Exercise prompt → All entries should be output exactly as they stand.
+ + +
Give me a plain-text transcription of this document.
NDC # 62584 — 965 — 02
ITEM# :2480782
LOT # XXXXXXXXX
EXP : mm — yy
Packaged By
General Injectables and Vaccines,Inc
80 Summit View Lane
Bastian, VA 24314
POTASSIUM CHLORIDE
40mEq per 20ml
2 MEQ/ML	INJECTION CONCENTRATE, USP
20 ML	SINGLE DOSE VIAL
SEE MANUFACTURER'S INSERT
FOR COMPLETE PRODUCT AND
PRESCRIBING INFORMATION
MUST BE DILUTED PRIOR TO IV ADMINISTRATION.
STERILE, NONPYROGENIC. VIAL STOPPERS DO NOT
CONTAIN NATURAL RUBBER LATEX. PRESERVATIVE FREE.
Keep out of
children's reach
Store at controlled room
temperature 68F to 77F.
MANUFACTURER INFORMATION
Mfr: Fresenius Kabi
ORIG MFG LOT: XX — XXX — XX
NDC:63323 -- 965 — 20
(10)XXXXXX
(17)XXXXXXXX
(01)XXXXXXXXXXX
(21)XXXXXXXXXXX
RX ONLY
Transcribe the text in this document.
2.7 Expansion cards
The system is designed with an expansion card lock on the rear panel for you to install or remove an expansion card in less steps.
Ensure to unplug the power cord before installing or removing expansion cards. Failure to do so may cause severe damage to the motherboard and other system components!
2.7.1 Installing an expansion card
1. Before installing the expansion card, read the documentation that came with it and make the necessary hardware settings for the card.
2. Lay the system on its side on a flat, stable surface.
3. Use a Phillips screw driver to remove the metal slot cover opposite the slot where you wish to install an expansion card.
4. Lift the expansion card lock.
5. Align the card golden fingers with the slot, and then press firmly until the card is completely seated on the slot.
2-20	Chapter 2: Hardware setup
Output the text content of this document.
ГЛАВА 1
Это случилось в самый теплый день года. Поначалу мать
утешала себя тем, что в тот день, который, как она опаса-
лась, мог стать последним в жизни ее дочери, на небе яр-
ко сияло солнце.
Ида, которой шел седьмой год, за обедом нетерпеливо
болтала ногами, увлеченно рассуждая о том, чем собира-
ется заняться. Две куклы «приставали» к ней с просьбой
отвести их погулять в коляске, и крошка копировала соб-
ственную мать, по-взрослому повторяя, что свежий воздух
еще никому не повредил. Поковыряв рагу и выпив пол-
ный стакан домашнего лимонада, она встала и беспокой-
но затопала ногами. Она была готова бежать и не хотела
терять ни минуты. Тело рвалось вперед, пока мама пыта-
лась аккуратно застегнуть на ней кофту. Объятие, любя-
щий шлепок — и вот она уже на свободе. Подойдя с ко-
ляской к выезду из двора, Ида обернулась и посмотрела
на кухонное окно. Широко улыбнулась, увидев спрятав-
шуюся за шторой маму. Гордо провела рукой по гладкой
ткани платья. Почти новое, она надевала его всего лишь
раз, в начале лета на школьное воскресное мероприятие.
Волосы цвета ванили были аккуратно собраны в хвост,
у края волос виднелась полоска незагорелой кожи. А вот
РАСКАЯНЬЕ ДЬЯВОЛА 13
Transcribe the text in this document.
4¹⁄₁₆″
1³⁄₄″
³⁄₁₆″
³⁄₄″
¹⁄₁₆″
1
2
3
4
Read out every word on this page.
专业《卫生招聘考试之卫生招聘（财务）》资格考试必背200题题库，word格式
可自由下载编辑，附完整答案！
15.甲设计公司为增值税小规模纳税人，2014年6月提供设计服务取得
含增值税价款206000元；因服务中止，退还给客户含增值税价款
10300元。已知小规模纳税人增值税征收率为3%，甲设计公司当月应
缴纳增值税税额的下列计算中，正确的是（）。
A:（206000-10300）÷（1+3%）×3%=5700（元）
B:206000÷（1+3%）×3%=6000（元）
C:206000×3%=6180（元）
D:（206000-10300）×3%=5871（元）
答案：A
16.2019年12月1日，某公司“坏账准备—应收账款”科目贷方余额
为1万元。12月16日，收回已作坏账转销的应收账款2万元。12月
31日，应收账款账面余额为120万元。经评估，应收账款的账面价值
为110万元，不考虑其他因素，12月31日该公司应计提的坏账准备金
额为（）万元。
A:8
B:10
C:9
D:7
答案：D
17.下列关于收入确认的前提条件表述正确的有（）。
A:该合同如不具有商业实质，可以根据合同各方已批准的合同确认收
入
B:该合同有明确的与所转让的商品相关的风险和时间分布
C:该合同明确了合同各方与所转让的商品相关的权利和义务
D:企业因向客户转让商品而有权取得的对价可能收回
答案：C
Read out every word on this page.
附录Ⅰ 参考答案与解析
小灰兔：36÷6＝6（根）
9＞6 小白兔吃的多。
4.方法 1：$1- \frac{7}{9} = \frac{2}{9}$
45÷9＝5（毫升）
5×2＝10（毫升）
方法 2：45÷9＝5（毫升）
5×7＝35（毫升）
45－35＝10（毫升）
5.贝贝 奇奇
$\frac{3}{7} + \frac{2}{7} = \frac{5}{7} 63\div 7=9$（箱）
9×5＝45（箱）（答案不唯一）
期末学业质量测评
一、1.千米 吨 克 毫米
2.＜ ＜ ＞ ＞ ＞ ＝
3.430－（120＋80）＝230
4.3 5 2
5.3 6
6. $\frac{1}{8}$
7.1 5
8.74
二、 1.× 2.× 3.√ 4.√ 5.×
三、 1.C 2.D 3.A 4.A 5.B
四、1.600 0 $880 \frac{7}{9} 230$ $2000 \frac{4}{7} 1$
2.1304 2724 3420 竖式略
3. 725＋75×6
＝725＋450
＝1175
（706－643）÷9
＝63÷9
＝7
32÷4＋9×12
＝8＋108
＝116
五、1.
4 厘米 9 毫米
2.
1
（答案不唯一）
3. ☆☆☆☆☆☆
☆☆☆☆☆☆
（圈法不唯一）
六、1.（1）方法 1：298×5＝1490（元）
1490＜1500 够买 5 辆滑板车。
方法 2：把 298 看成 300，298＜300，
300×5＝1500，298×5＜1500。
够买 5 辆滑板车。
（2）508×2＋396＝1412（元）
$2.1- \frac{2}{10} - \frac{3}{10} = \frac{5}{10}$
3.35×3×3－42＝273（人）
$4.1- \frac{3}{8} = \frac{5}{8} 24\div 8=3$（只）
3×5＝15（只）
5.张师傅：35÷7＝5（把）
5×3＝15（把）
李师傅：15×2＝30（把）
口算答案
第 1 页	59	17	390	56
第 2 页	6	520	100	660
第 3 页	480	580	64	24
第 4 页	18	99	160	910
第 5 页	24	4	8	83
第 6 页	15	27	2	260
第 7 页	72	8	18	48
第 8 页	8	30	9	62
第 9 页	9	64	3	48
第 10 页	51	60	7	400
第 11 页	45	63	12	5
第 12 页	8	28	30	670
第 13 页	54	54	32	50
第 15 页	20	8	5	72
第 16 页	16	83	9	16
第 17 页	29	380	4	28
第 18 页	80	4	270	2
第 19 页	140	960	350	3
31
+ + +
Response →
Give me a plain-text transcription of this document.
NDC # 62584 — 965 — 02
ITEM# :2480782
LOT # XXXXXXXXX
EXP : mm — yy
Packaged By
General Injectables and Vaccines,Inc
80 Summit View Lane
Bastian, VA 24314
POTASSIUM CHLORIDE
40mEq per 20ml
2 MEQ/ML	INJECTION CONCENTRATE, USP
20 ML	SINGLE DOSE VIAL
SEE MANUFACTURER'S INSERT
FOR COMPLETE PRODUCT AND
PRESCRIBING INFORMATION
MUST BE DILUTED PRIOR TO IV ADMINISTRATION.
STERILE, NONPYROGENIC. VIAL STOPPERS DO NOT
CONTAIN NATURAL RUBBER LATEX. PRESERVATIVE FREE.
Keep out of
children's reach
Store at controlled room
temperature 68F to 77F.
MANUFACTURER INFORMATION
Mfr: Fresenius Kabi
ORIG MFG LOT: XX — XXX — XX
NDC:63323 -- 965 — 20
(10)XXXXXX
(17)XXXXXXXX
(01)XXXXXXXXXXX
(21)XXXXXXXXXXX
RX ONLY
Transcribe the text in this document.
2.7 Expansion cards
The system is designed with an expansion card lock on the rear panel for you to install or remove an expansion card in less steps.
Ensure to unplug the power cord before installing or removing expansion cards. Failure to do so may cause severe damage to the motherboard and other system components!
2.7.1 Installing an expansion card
1. Before installing the expansion card, read the documentation that came with it and make the necessary hardware settings for the card.
2. Lay the system on its side on a flat, stable surface.
3. Use a Phillips screw driver to remove the metal slot cover opposite the slot where you wish to install an expansion card.
4. Lift the expansion card lock.
5. Align the card golden fingers with the slot, and then press firmly until the card is completely seated on the slot.
2-20	Chapter 2: Hardware setup
Output the text content of this document.
ГЛАВА 1
Это случилось в самый теплый день года. Поначалу мать
утешала себя тем, что в тот день, который, как она опаса-
лась, мог стать последним в жизни ее дочери, на небе яр-
ко сияло солнце.
Ида, которой шел седьмой год, за обедом нетерпеливо
болтала ногами, увлеченно рассуждая о том, чем собира-
ется заняться. Две куклы «приставали» к ней с просьбой
отвести их погулять в коляске, и крошка копировала соб-
ственную мать, по-взрослому повторяя, что свежий воздух
еще никому не повредил. Поковыряв рагу и выпив пол-
ный стакан домашнего лимонада, она встала и беспокой-
но затопала ногами. Она была готова бежать и не хотела
терять ни минуты. Тело рвалось вперед, пока мама пыта-
лась аккуратно застегнуть на ней кофту. Объятие, любя-
щий шлепок — и вот она уже на свободе. Подойдя с ко-
ляской к выезду из двора, Ида обернулась и посмотрела
на кухонное окно. Широко улыбнулась, увидев спрятав-
шуюся за шторой маму. Гордо провела рукой по гладкой
ткани платья. Почти новое, она надевала его всего лишь
раз, в начале лета на школьное воскресное мероприятие.
Волосы цвета ванили были аккуратно собраны в хвост,
у края волос виднелась полоска незагорелой кожи. А вот
РАСКАЯНЬЕ ДЬЯВОЛА 13
Transcribe the text in this document.
4¹⁄₁₆″
1³⁄₄″
³⁄₁₆″
³⁄₄″
¹⁄₁₆″
1
2
3
4
Read out every word on this page.
专业《卫生招聘考试之卫生招聘（财务）》资格考试必背200题题库，word格式
可自由下载编辑，附完整答案！
15.甲设计公司为增值税小规模纳税人，2014年6月提供设计服务取得
含增值税价款206000元；因服务中止，退还给客户含增值税价款
10300元。已知小规模纳税人增值税征收率为3%，甲设计公司当月应
缴纳增值税税额的下列计算中，正确的是（）。
A:（206000-10300）÷（1+3%）×3%=5700（元）
B:206000÷（1+3%）×3%=6000（元）
C:206000×3%=6180（元）
D:（206000-10300）×3%=5871（元）
答案：A
16.2019年12月1日，某公司“坏账准备—应收账款”科目贷方余额
为1万元。12月16日，收回已作坏账转销的应收账款2万元。12月
31日，应收账款账面余额为120万元。经评估，应收账款的账面价值
为110万元，不考虑其他因素，12月31日该公司应计提的坏账准备金
额为（）万元。
A:8
B:10
C:9
D:7
答案：D
17.下列关于收入确认的前提条件表述正确的有（）。
A:该合同如不具有商业实质，可以根据合同各方已批准的合同确认收
入
B:该合同有明确的与所转让的商品相关的风险和时间分布
C:该合同明确了合同各方与所转让的商品相关的权利和义务
D:企业因向客户转让商品而有权取得的对价可能收回
答案：C
Read out every word on this page.
附录Ⅰ 参考答案与解析
小灰兔：36÷6＝6（根）
9＞6 小白兔吃的多。
4.方法 1：$1- \frac{7}{9} = \frac{2}{9}$
45÷9＝5（毫升）
5×2＝10（毫升）
方法 2：45÷9＝5（毫升）
5×7＝35（毫升）
45－35＝10（毫升）
5.贝贝 奇奇
$\frac{3}{7} + \frac{2}{7} = \frac{5}{7} 63\div 7=9$（箱）
9×5＝45（箱）（答案不唯一）
期末学业质量测评
一、1.千米 吨 克 毫米
2.＜ ＜ ＞ ＞ ＞ ＝
3.430－（120＋80）＝230
4.3 5 2
5.3 6
6. $\frac{1}{8}$
7.1 5
8.74
二、 1.× 2.× 3.√ 4.√ 5.×
三、 1.C 2.D 3.A 4.A 5.B
四、1.600 0 $880 \frac{7}{9} 230$ $2000 \frac{4}{7} 1$
2.1304 2724 3420 竖式略
3. 725＋75×6
＝725＋450
＝1175
（706－643）÷9
＝63÷9
＝7
32÷4＋9×12
＝8＋108
＝116
五、1.
4 厘米 9 毫米
2.
1
（答案不唯一）
3. ☆☆☆☆☆☆
☆☆☆☆☆☆
（圈法不唯一）
六、1.（1）方法 1：298×5＝1490（元）
1490＜1500 够买 5 辆滑板车。
方法 2：把 298 看成 300，298＜300，
300×5＝1500，298×5＜1500。
够买 5 辆滑板车。
（2）508×2＋396＝1412（元）
$2.1- \frac{2}{10} - \frac{3}{10} = \frac{5}{10}$
3.35×3×3－42＝273（人）
$4.1- \frac{3}{8} = \frac{5}{8} 24\div 8=3$（只）
3×5＝15（只）
5.张师傅：35÷7＝5（把）
5×3＝15（把）
李师傅：15×2＝30（把）
口算答案
第 1 页	59	17	390	56
第 2 页	6	520	100	660
第 3 页	480	580	64	24
第 4 页	18	99	160	910
第 5 页	24	4	8	83
第 6 页	15	27	2	260
第 7 页	72	8	18	48
第 8 页	8	30	9	62
第 9 页	9	64	3	48
第 10 页	51	60	7	400
第 11 页	45	63	12	5
第 12 页	8	28	30	670
第 13 页	54	54	32	50
第 15 页	20	8	5	72
第 16 页	16	83	9	16
第 17 页	29	380	4	28
第 18 页	80	4	270	2
第 19 页	140	960	350	3
31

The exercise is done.